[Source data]
## begin

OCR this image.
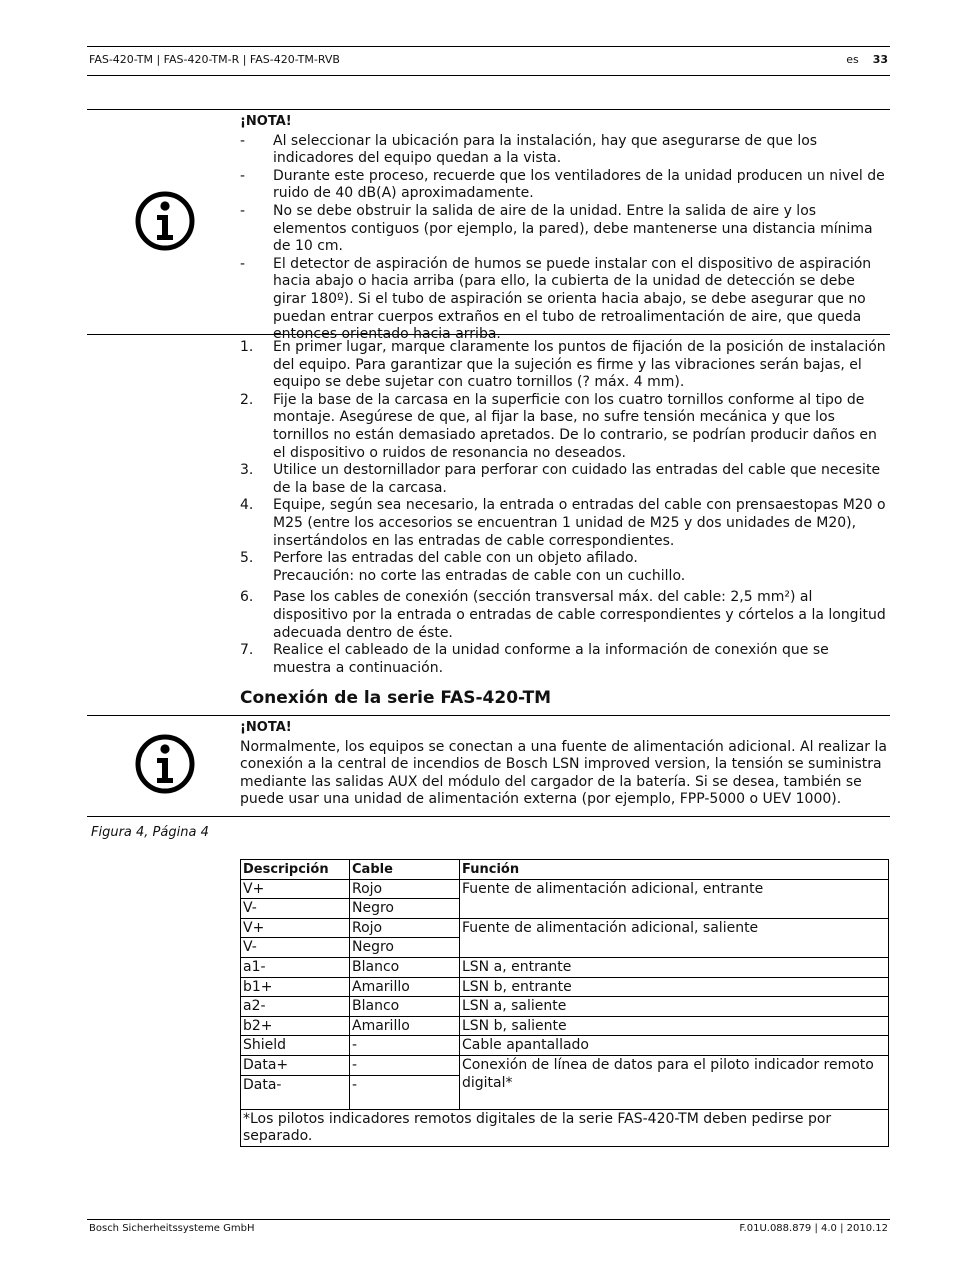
FAS-420-TM | FAS-420-TM-R | FAS-420-TM-RVB	es 33
¡NOTA!
- Al seleccionar la ubicación para la instalación, hay que asegurarse de que los indicadores del equipo quedan a la vista.
- Durante este proceso, recuerde que los ventiladores de la unidad producen un nivel de ruido de 40 dB(A) aproximadamente.
- No se debe obstruir la salida de aire de la unidad. Entre la salida de aire y los elementos contiguos (por ejemplo, la pared), debe mantenerse una distancia mínima de 10 cm.
- El detector de aspiración de humos se puede instalar con el dispositivo de aspiración hacia abajo o hacia arriba (para ello, la cubierta de la unidad de detección se debe girar 180º). Si el tubo de aspiración se orienta hacia abajo, se debe asegurar que no puedan entrar cuerpos extraños en el tubo de retroalimentación de aire, que queda entonces orientado hacia arriba.
1. En primer lugar, marque claramente los puntos de fijación de la posición de instalación del equipo. Para garantizar que la sujeción es firme y las vibraciones serán bajas, el equipo se debe sujetar con cuatro tornillos (? máx. 4 mm).
2. Fije la base de la carcasa en la superficie con los cuatro tornillos conforme al tipo de montaje. Asegúrese de que, al fijar la base, no sufre tensión mecánica y que los tornillos no están demasiado apretados. De lo contrario, se podrían producir daños en el dispositivo o ruidos de resonancia no deseados.
3. Utilice un destornillador para perforar con cuidado las entradas del cable que necesite de la base de la carcasa.
4. Equipe, según sea necesario, la entrada o entradas del cable con prensaestopas M20 o M25 (entre los accesorios se encuentran 1 unidad de M25 y dos unidades de M20), insertándolos en las entradas de cable correspondientes.
5. Perfore las entradas del cable con un objeto afilado.
Precaución: no corte las entradas de cable con un cuchillo.
6. Pase los cables de conexión (sección transversal máx. del cable: 2,5 mm²) al dispositivo por la entrada o entradas de cable correspondientes y córtelos a la longitud adecuada dentro de éste.
7. Realice el cableado de la unidad conforme a la información de conexión que se muestra a continuación.
Conexión de la serie FAS-420-TM
¡NOTA!
Normalmente, los equipos se conectan a una fuente de alimentación adicional. Al realizar la conexión a la central de incendios de Bosch LSN improved version, la tensión se suministra mediante las salidas AUX del módulo del cargador de la batería. Si se desea, también se puede usar una unidad de alimentación externa (por ejemplo, FPP-5000 o UEV 1000).
Figura 4, Página 4
Descripción	Cable	Función
V+	Rojo	Fuente de alimentación adicional, entrante
V-	Negro	
V+	Rojo	Fuente de alimentación adicional, saliente
V-	Negro	
a1-	Blanco	LSN a, entrante
b1+	Amarillo	LSN b, entrante
a2-	Blanco	LSN a, saliente
b2+	Amarillo	LSN b, saliente
Shield	-	Cable apantallado
Data+	-	Conexión de línea de datos para el piloto indicador remoto digital*
Data-	-	
*Los pilotos indicadores remotos digitales de la serie FAS-420-TM deben pedirse por separado.		
Bosch Sicherheitssysteme GmbH	F.01U.088.879 | 4.0 | 2010.12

## end

● **Goal**
Copy the listing exactly. Any image in it stays out of the copy.

● **Answer for the task**
OCR this image.
FAS-420-TM | FAS-420-TM-R | FAS-420-TM-RVB	es 33
¡NOTA!
- Al seleccionar la ubicación para la instalación, hay que asegurarse de que los indicadores del equipo quedan a la vista.
- Durante este proceso, recuerde que los ventiladores de la unidad producen un nivel de ruido de 40 dB(A) aproximadamente.
- No se debe obstruir la salida de aire de la unidad. Entre la salida de aire y los elementos contiguos (por ejemplo, la pared), debe mantenerse una distancia mínima de 10 cm.
- El detector de aspiración de humos se puede instalar con el dispositivo de aspiración hacia abajo o hacia arriba (para ello, la cubierta de la unidad de detección se debe girar 180º). Si el tubo de aspiración se orienta hacia abajo, se debe asegurar que no puedan entrar cuerpos extraños en el tubo de retroalimentación de aire, que queda entonces orientado hacia arriba.
1. En primer lugar, marque claramente los puntos de fijación de la posición de instalación del equipo. Para garantizar que la sujeción es firme y las vibraciones serán bajas, el equipo se debe sujetar con cuatro tornillos (? máx. 4 mm).
2. Fije la base de la carcasa en la superficie con los cuatro tornillos conforme al tipo de montaje. Asegúrese de que, al fijar la base, no sufre tensión mecánica y que los tornillos no están demasiado apretados. De lo contrario, se podrían producir daños en el dispositivo o ruidos de resonancia no deseados.
3. Utilice un destornillador para perforar con cuidado las entradas del cable que necesite de la base de la carcasa.
4. Equipe, según sea necesario, la entrada o entradas del cable con prensaestopas M20 o M25 (entre los accesorios se encuentran 1 unidad de M25 y dos unidades de M20), insertándolos en las entradas de cable correspondientes.
5. Perfore las entradas del cable con un objeto afilado.
Precaución: no corte las entradas de cable con un cuchillo.
6. Pase los cables de conexión (sección transversal máx. del cable: 2,5 mm²) al dispositivo por la entrada o entradas de cable correspondientes y córtelos a la longitud adecuada dentro de éste.
7. Realice el cableado de la unidad conforme a la información de conexión que se muestra a continuación.
Conexión de la serie FAS-420-TM
¡NOTA!
Normalmente, los equipos se conectan a una fuente de alimentación adicional. Al realizar la conexión a la central de incendios de Bosch LSN improved version, la tensión se suministra mediante las salidas AUX del módulo del cargador de la batería. Si se desea, también se puede usar una unidad de alimentación externa (por ejemplo, FPP-5000 o UEV 1000).
Figura 4, Página 4
Descripción	Cable	Función
V+	Rojo	Fuente de alimentación adicional, entrante
V-	Negro	
V+	Rojo	Fuente de alimentación adicional, saliente
V-	Negro	
a1-	Blanco	LSN a, entrante
b1+	Amarillo	LSN b, entrante
a2-	Blanco	LSN a, saliente
b2+	Amarillo	LSN b, saliente
Shield	-	Cable apantallado
Data+	-	Conexión de línea de datos para el piloto indicador remoto digital*
Data-	-	
*Los pilotos indicadores remotos digitales de la serie FAS-420-TM deben pedirse por separado.		
Bosch Sicherheitssysteme GmbH	F.01U.088.879 | 4.0 | 2010.12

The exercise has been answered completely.